◆ WHAT NEEDS TO BE DONE: Reproduce the listing that follows with no differences at all.
=== MATERIAL ===
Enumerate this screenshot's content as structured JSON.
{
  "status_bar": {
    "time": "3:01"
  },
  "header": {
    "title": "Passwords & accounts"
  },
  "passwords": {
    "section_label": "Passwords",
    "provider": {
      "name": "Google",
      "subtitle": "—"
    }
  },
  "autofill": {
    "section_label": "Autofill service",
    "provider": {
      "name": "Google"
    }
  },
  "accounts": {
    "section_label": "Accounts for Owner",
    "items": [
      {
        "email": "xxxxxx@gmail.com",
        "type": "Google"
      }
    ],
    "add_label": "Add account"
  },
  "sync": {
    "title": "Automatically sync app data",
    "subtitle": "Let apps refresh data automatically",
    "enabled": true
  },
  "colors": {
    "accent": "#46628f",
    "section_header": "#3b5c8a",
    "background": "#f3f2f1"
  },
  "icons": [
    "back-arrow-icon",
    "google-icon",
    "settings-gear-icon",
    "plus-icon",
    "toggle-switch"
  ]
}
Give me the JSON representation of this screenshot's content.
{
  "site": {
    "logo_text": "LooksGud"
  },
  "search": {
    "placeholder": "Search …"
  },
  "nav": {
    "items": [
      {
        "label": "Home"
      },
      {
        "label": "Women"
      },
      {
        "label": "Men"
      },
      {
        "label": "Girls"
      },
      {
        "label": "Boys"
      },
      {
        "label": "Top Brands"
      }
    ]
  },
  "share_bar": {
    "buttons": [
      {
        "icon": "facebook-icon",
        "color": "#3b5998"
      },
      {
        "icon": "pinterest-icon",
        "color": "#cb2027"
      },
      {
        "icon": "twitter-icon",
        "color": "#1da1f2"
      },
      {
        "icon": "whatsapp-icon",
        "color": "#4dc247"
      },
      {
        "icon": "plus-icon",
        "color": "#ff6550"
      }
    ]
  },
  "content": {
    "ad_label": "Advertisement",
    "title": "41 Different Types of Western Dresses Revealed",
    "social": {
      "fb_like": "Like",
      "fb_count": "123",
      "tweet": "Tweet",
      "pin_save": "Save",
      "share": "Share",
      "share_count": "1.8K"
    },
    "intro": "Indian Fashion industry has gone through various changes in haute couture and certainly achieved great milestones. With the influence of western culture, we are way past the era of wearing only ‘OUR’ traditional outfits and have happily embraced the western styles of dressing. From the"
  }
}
===
◆ RESPONSE:
Enumerate this screenshot's content as structured JSON.
{
  "status_bar": {
    "time": "3:01"
  },
  "header": {
    "title": "Passwords & accounts"
  },
  "passwords": {
    "section_label": "Passwords",
    "provider": {
      "name": "Google",
      "subtitle": "—"
    }
  },
  "autofill": {
    "section_label": "Autofill service",
    "provider": {
      "name": "Google"
    }
  },
  "accounts": {
    "section_label": "Accounts for Owner",
    "items": [
      {
        "email": "xxxxxx@gmail.com",
        "type": "Google"
      }
    ],
    "add_label": "Add account"
  },
  "sync": {
    "title": "Automatically sync app data",
    "subtitle": "Let apps refresh data automatically",
    "enabled": true
  },
  "colors": {
    "accent": "#46628f",
    "section_header": "#3b5c8a",
    "background": "#f3f2f1"
  },
  "icons": [
    "back-arrow-icon",
    "google-icon",
    "settings-gear-icon",
    "plus-icon",
    "toggle-switch"
  ]
}
Give me the JSON representation of this screenshot's content.
{
  "site": {
    "logo_text": "LooksGud"
  },
  "search": {
    "placeholder": "Search …"
  },
  "nav": {
    "items": [
      {
        "label": "Home"
      },
      {
        "label": "Women"
      },
      {
        "label": "Men"
      },
      {
        "label": "Girls"
      },
      {
        "label": "Boys"
      },
      {
        "label": "Top Brands"
      }
    ]
  },
  "share_bar": {
    "buttons": [
      {
        "icon": "facebook-icon",
        "color": "#3b5998"
      },
      {
        "icon": "pinterest-icon",
        "color": "#cb2027"
      },
      {
        "icon": "twitter-icon",
        "color": "#1da1f2"
      },
      {
        "icon": "whatsapp-icon",
        "color": "#4dc247"
      },
      {
        "icon": "plus-icon",
        "color": "#ff6550"
      }
    ]
  },
  "content": {
    "ad_label": "Advertisement",
    "title": "41 Different Types of Western Dresses Revealed",
    "social": {
      "fb_like": "Like",
      "fb_count": "123",
      "tweet": "Tweet",
      "pin_save": "Save",
      "share": "Share",
      "share_count": "1.8K"
    },
    "intro": "Indian Fashion industry has gone through various changes in haute couture and certainly achieved great milestones. With the influence of western culture, we are way past the era of wearing only ‘OUR’ traditional outfits and have happily embraced the western styles of dressing. From the"
  }
}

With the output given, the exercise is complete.